> [EXERCISE]
Exactly repeat the full listing that follows.
-------------------------
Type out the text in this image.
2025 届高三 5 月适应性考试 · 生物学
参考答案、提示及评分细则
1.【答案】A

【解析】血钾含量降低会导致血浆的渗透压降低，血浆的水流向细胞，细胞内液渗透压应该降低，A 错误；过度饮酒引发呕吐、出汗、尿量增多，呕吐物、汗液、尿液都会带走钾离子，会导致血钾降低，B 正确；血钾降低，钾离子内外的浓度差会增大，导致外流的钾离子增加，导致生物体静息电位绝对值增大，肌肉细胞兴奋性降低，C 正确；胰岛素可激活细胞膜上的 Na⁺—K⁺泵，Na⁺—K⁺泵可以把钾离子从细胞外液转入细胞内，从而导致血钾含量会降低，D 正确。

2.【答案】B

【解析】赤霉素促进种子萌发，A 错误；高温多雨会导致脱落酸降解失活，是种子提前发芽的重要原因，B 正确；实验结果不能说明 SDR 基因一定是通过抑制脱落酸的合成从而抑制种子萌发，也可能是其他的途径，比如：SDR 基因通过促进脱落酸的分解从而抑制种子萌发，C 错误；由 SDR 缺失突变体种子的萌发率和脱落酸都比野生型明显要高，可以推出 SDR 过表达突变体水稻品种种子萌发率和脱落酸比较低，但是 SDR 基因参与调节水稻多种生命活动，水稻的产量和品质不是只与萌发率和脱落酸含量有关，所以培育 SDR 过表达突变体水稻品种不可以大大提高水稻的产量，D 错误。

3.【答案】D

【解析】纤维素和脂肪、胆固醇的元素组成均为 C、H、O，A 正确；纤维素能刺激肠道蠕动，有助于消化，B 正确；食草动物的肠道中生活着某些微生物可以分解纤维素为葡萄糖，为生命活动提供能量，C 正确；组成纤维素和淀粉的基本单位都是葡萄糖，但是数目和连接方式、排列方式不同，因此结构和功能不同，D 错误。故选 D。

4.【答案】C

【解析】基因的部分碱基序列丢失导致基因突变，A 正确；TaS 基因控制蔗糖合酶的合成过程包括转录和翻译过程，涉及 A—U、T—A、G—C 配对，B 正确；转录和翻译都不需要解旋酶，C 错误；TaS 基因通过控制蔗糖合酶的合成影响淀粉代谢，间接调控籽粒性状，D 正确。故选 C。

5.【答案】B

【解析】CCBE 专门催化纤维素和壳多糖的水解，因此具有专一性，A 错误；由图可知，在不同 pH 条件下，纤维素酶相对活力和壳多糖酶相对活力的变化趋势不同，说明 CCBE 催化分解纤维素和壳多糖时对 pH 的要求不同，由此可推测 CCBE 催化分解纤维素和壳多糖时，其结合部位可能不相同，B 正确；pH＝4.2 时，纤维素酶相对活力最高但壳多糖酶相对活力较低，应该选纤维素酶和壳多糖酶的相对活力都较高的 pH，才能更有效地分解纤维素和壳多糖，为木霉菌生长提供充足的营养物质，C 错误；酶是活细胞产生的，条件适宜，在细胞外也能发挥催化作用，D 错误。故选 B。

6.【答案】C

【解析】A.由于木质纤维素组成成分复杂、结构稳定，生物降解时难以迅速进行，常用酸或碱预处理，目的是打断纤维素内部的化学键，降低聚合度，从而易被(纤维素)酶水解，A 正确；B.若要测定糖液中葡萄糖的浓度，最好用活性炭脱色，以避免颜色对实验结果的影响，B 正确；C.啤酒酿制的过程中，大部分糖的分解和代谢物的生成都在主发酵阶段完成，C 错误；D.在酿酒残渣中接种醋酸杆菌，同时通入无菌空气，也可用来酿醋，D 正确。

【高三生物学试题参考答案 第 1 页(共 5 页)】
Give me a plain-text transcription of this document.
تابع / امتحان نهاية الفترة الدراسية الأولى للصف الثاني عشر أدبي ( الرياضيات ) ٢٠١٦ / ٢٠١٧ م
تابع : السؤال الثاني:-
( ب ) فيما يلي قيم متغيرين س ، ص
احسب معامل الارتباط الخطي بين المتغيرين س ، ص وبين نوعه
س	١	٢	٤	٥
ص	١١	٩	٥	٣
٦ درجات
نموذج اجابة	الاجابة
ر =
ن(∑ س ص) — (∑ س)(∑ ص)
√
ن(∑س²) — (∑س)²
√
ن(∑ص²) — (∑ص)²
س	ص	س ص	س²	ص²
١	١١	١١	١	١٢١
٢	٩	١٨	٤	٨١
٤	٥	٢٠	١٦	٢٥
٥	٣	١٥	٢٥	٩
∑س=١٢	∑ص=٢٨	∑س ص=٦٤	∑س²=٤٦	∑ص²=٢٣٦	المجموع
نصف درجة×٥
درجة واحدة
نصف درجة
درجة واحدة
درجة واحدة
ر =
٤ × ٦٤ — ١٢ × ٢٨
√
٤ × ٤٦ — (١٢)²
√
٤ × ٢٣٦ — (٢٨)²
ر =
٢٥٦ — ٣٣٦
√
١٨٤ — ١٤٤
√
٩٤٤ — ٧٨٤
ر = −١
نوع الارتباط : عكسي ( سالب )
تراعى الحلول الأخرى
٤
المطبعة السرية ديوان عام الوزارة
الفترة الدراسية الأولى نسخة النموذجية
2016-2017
-------------------------
> [RESPONSE TO THIS EXERCISE]
Type out the text in this image.
2025 届高三 5 月适应性考试 · 生物学
参考答案、提示及评分细则
1.【答案】A

【解析】血钾含量降低会导致血浆的渗透压降低，血浆的水流向细胞，细胞内液渗透压应该降低，A 错误；过度饮酒引发呕吐、出汗、尿量增多，呕吐物、汗液、尿液都会带走钾离子，会导致血钾降低，B 正确；血钾降低，钾离子内外的浓度差会增大，导致外流的钾离子增加，导致生物体静息电位绝对值增大，肌肉细胞兴奋性降低，C 正确；胰岛素可激活细胞膜上的 Na⁺—K⁺泵，Na⁺—K⁺泵可以把钾离子从细胞外液转入细胞内，从而导致血钾含量会降低，D 正确。

2.【答案】B

【解析】赤霉素促进种子萌发，A 错误；高温多雨会导致脱落酸降解失活，是种子提前发芽的重要原因，B 正确；实验结果不能说明 SDR 基因一定是通过抑制脱落酸的合成从而抑制种子萌发，也可能是其他的途径，比如：SDR 基因通过促进脱落酸的分解从而抑制种子萌发，C 错误；由 SDR 缺失突变体种子的萌发率和脱落酸都比野生型明显要高，可以推出 SDR 过表达突变体水稻品种种子萌发率和脱落酸比较低，但是 SDR 基因参与调节水稻多种生命活动，水稻的产量和品质不是只与萌发率和脱落酸含量有关，所以培育 SDR 过表达突变体水稻品种不可以大大提高水稻的产量，D 错误。

3.【答案】D

【解析】纤维素和脂肪、胆固醇的元素组成均为 C、H、O，A 正确；纤维素能刺激肠道蠕动，有助于消化，B 正确；食草动物的肠道中生活着某些微生物可以分解纤维素为葡萄糖，为生命活动提供能量，C 正确；组成纤维素和淀粉的基本单位都是葡萄糖，但是数目和连接方式、排列方式不同，因此结构和功能不同，D 错误。故选 D。

4.【答案】C

【解析】基因的部分碱基序列丢失导致基因突变，A 正确；TaS 基因控制蔗糖合酶的合成过程包括转录和翻译过程，涉及 A—U、T—A、G—C 配对，B 正确；转录和翻译都不需要解旋酶，C 错误；TaS 基因通过控制蔗糖合酶的合成影响淀粉代谢，间接调控籽粒性状，D 正确。故选 C。

5.【答案】B

【解析】CCBE 专门催化纤维素和壳多糖的水解，因此具有专一性，A 错误；由图可知，在不同 pH 条件下，纤维素酶相对活力和壳多糖酶相对活力的变化趋势不同，说明 CCBE 催化分解纤维素和壳多糖时对 pH 的要求不同，由此可推测 CCBE 催化分解纤维素和壳多糖时，其结合部位可能不相同，B 正确；pH＝4.2 时，纤维素酶相对活力最高但壳多糖酶相对活力较低，应该选纤维素酶和壳多糖酶的相对活力都较高的 pH，才能更有效地分解纤维素和壳多糖，为木霉菌生长提供充足的营养物质，C 错误；酶是活细胞产生的，条件适宜，在细胞外也能发挥催化作用，D 错误。故选 B。

6.【答案】C

【解析】A.由于木质纤维素组成成分复杂、结构稳定，生物降解时难以迅速进行，常用酸或碱预处理，目的是打断纤维素内部的化学键，降低聚合度，从而易被(纤维素)酶水解，A 正确；B.若要测定糖液中葡萄糖的浓度，最好用活性炭脱色，以避免颜色对实验结果的影响，B 正确；C.啤酒酿制的过程中，大部分糖的分解和代谢物的生成都在主发酵阶段完成，C 错误；D.在酿酒残渣中接种醋酸杆菌，同时通入无菌空气，也可用来酿醋，D 正确。

【高三生物学试题参考答案 第 1 页(共 5 页)】
Give me a plain-text transcription of this document.
تابع / امتحان نهاية الفترة الدراسية الأولى للصف الثاني عشر أدبي ( الرياضيات ) ٢٠١٦ / ٢٠١٧ م
تابع : السؤال الثاني:-
( ب ) فيما يلي قيم متغيرين س ، ص
احسب معامل الارتباط الخطي بين المتغيرين س ، ص وبين نوعه
س	١	٢	٤	٥
ص	١١	٩	٥	٣
٦ درجات
نموذج اجابة	الاجابة
ر =
ن(∑ س ص) — (∑ س)(∑ ص)
√
ن(∑س²) — (∑س)²
√
ن(∑ص²) — (∑ص)²
س	ص	س ص	س²	ص²
١	١١	١١	١	١٢١
٢	٩	١٨	٤	٨١
٤	٥	٢٠	١٦	٢٥
٥	٣	١٥	٢٥	٩
∑س=١٢	∑ص=٢٨	∑س ص=٦٤	∑س²=٤٦	∑ص²=٢٣٦	المجموع
نصف درجة×٥
درجة واحدة
نصف درجة
درجة واحدة
درجة واحدة
ر =
٤ × ٦٤ — ١٢ × ٢٨
√
٤ × ٤٦ — (١٢)²
√
٤ × ٢٣٦ — (٢٨)²
ر =
٢٥٦ — ٣٣٦
√
١٨٤ — ١٤٤
√
٩٤٤ — ٧٨٤
ر = −١
نوع الارتباط : عكسي ( سالب )
تراعى الحلول الأخرى
٤
المطبعة السرية ديوان عام الوزارة
الفترة الدراسية الأولى نسخة النموذجية
2016-2017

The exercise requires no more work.